Show all lines holding the string "doyenné".

- [Records]:

## begin

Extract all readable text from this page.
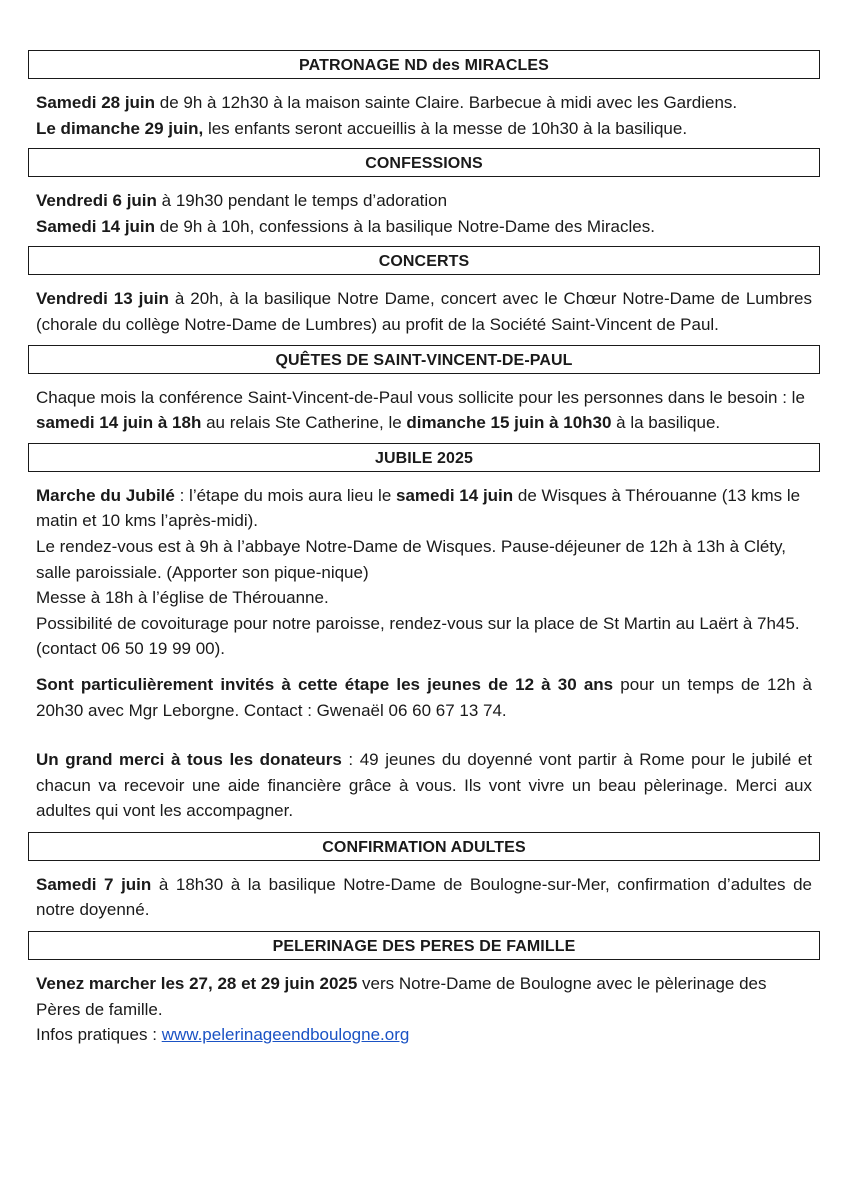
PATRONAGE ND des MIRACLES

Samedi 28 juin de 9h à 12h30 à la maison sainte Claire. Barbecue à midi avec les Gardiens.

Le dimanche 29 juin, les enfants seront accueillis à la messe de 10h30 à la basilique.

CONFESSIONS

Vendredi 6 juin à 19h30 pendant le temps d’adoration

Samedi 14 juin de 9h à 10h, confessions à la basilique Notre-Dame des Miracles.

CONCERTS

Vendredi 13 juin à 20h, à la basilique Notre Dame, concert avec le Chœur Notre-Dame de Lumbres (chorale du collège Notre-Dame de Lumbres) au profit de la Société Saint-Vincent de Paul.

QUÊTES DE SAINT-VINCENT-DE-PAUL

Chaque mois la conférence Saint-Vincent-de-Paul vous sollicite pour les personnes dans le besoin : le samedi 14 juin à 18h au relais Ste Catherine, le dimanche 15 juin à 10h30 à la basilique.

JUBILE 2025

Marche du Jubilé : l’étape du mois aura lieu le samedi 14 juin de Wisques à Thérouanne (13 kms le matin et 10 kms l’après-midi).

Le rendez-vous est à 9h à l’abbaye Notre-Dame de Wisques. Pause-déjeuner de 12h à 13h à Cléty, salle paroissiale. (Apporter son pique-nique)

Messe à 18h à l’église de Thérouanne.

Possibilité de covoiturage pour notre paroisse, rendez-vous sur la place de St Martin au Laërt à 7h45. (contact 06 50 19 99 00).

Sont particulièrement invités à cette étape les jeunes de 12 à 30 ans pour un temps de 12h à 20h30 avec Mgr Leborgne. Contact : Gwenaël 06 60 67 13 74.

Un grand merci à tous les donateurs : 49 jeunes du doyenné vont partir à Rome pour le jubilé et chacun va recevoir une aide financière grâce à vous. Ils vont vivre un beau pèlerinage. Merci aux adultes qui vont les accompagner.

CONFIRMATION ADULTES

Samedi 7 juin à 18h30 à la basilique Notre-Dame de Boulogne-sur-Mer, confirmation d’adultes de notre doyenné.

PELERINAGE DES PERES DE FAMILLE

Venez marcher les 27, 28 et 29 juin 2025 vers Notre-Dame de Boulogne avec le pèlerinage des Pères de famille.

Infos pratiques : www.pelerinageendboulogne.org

## end

- [Written solution]:
Un grand merci à tous les donateurs : 49 jeunes du doyenné vont partir à Rome pour le jubilé et chacun va recevoir une aide financière grâce à vous. Ils vont vivre un beau pèlerinage. Merci aux adultes qui vont les accompagner.
Samedi 7 juin à 18h30 à la basilique Notre-Dame de Boulogne-sur-Mer, confirmation d’adultes de notre doyenné.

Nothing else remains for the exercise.